* **PROVIDED DATA**
--------

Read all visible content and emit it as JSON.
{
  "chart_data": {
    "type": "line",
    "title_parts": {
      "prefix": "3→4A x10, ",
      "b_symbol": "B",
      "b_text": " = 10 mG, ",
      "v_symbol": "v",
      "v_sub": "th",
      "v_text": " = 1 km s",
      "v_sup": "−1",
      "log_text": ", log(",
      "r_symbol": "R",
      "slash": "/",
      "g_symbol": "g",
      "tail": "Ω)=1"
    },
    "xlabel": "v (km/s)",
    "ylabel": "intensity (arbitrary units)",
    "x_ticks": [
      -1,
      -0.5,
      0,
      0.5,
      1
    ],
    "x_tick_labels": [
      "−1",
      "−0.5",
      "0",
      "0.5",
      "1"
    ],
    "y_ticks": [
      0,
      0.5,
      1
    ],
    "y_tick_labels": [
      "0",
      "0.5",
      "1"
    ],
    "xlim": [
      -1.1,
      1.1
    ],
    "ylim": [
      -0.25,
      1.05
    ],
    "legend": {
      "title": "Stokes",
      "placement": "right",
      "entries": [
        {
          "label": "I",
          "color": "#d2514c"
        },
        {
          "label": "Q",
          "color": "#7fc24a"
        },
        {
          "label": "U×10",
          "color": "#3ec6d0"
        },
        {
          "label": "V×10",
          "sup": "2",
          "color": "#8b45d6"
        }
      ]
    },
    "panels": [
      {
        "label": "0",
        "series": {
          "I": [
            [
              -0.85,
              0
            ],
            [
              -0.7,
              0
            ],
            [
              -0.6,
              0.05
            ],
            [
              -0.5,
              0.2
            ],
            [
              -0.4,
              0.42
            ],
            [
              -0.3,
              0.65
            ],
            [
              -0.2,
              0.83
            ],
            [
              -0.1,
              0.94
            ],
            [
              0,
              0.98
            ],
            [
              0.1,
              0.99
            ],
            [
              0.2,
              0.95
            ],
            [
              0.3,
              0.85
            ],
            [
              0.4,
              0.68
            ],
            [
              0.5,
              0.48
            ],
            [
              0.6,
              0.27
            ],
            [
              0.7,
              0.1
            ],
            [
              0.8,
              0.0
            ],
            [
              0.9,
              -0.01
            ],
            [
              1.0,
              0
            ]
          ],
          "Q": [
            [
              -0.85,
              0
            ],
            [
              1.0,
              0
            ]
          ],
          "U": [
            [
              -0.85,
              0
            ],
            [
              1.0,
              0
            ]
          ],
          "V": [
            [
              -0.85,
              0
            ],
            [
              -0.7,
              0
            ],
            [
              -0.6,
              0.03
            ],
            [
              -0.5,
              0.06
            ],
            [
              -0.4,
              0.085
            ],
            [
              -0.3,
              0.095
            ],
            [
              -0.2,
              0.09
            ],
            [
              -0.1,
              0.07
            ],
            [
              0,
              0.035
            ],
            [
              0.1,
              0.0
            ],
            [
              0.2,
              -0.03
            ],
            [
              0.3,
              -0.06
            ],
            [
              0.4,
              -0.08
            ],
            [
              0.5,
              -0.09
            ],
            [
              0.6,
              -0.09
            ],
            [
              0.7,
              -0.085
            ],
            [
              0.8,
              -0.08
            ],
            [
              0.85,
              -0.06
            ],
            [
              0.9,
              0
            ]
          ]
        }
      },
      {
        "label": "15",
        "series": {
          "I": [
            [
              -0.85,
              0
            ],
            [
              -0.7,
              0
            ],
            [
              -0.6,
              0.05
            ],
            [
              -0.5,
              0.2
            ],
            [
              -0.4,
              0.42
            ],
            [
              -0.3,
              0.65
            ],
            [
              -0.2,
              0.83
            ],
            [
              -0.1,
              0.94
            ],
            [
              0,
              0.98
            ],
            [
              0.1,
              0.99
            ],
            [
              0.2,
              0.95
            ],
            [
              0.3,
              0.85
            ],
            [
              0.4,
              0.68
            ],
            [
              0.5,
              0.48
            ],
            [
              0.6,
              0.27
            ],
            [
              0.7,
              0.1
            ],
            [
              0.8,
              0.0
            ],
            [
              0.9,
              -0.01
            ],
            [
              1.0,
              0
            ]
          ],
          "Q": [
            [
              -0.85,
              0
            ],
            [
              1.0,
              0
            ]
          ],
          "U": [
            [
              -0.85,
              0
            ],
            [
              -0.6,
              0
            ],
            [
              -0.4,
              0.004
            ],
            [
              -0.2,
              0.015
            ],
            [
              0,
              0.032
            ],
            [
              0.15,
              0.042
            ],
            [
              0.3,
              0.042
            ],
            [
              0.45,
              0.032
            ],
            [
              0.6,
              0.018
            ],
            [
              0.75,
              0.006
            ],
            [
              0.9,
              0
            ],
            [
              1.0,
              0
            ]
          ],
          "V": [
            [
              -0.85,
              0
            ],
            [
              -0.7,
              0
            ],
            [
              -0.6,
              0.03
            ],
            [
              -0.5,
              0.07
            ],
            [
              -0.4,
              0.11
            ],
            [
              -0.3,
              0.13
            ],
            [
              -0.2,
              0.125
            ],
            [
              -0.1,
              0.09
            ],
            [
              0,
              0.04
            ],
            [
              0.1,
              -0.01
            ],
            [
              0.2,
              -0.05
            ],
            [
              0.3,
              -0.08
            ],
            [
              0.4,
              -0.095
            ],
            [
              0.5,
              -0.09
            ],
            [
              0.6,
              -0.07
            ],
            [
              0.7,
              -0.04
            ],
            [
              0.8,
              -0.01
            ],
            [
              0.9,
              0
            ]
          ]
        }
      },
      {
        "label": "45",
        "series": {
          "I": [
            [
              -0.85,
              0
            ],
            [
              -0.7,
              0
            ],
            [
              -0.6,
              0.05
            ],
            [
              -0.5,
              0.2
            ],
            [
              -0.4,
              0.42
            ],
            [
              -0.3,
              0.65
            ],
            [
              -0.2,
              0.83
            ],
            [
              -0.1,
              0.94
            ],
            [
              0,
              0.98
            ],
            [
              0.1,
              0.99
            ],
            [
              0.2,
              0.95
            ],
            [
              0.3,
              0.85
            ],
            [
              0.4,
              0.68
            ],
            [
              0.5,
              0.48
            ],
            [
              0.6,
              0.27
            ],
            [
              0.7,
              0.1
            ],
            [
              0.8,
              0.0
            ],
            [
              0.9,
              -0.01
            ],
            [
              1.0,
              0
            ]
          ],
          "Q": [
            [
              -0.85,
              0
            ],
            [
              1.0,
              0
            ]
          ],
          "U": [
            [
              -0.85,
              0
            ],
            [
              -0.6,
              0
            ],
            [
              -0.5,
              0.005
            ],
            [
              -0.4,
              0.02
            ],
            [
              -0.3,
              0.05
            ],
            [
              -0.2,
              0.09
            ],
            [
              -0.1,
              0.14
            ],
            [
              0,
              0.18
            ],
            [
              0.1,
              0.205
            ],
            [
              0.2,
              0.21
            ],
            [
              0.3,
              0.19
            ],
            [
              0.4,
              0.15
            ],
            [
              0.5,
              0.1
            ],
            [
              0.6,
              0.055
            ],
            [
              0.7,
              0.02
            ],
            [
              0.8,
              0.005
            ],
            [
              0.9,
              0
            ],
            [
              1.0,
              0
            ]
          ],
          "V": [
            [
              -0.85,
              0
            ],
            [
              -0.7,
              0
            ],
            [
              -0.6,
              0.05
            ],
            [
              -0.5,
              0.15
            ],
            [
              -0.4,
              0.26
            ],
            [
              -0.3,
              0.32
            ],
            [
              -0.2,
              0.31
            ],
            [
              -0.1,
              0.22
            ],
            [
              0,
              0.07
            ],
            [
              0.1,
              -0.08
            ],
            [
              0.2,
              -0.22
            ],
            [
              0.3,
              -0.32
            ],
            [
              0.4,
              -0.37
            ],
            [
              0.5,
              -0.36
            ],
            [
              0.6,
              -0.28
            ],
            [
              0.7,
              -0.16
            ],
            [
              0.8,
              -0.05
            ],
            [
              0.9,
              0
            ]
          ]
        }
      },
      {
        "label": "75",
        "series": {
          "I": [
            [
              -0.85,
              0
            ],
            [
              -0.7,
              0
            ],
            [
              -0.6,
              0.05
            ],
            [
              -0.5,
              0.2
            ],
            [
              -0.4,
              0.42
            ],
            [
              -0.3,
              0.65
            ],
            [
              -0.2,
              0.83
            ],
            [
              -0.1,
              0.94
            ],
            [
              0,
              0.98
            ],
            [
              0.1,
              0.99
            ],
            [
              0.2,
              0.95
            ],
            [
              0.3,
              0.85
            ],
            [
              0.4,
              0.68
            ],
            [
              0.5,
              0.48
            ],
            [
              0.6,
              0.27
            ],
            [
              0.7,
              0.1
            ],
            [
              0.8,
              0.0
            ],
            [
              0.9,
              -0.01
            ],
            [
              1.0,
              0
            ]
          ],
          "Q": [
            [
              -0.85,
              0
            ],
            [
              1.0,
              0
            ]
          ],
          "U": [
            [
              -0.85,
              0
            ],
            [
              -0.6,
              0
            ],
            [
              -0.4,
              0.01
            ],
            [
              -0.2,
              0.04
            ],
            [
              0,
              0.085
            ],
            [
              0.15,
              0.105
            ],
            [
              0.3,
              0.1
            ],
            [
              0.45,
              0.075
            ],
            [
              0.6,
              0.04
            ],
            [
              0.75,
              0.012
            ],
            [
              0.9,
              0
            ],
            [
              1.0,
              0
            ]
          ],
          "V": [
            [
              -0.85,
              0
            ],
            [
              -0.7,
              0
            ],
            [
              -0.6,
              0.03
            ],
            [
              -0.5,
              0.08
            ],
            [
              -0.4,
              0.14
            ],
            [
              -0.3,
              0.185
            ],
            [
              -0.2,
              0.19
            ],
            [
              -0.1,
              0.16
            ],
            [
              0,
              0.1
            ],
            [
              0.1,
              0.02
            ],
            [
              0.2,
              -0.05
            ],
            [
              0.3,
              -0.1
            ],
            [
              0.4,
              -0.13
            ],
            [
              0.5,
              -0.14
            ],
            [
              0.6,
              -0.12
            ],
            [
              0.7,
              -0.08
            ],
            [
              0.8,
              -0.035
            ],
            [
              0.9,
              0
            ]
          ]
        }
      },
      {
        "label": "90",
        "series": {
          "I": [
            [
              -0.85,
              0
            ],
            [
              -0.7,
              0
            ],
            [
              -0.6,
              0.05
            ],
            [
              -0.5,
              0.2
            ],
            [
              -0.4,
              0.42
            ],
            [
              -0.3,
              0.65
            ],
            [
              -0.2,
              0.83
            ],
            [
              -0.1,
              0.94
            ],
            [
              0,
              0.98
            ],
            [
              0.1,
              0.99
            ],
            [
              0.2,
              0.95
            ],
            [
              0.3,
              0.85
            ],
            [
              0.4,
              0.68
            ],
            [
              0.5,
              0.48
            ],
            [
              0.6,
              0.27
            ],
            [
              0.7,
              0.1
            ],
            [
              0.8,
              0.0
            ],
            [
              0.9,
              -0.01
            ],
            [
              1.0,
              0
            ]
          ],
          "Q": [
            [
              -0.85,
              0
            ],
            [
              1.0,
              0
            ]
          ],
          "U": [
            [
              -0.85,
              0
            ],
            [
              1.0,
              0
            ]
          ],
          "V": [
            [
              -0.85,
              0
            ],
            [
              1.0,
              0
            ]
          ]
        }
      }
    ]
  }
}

--------

* **TASK STATEMENT**
Lines of the material that contain the word "color" are to be gathered.

* **WRITTEN ANSWER**
          "color": "#d2514c"
          "color": "#7fc24a"
          "color": "#3ec6d0"
          "color": "#8b45d6"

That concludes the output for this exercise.